**TASK BRIEF:** Look through the lines below and state how many hold the word "sticker". Write only the number.

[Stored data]
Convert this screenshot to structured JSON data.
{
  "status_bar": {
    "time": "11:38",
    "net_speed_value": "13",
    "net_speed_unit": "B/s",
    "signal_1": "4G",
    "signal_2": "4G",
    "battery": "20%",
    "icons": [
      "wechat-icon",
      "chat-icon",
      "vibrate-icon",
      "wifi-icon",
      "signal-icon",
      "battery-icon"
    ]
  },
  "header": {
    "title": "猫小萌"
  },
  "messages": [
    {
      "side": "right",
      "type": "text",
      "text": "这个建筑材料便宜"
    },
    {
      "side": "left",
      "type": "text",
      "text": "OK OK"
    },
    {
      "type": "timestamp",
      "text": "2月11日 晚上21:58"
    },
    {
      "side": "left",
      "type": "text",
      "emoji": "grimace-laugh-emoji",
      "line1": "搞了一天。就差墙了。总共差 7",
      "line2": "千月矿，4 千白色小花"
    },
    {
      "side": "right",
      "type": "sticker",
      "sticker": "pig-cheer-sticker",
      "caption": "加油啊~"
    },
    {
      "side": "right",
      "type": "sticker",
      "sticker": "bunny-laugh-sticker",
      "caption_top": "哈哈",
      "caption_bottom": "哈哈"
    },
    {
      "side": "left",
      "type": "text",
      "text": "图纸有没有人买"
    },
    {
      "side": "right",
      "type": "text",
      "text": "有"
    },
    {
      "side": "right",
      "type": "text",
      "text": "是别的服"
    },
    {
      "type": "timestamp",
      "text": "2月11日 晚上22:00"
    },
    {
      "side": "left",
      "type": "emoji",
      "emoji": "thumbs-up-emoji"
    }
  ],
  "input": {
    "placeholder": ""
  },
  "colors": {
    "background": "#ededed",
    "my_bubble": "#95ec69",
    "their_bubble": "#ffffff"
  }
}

**FINISHED TASK:** 4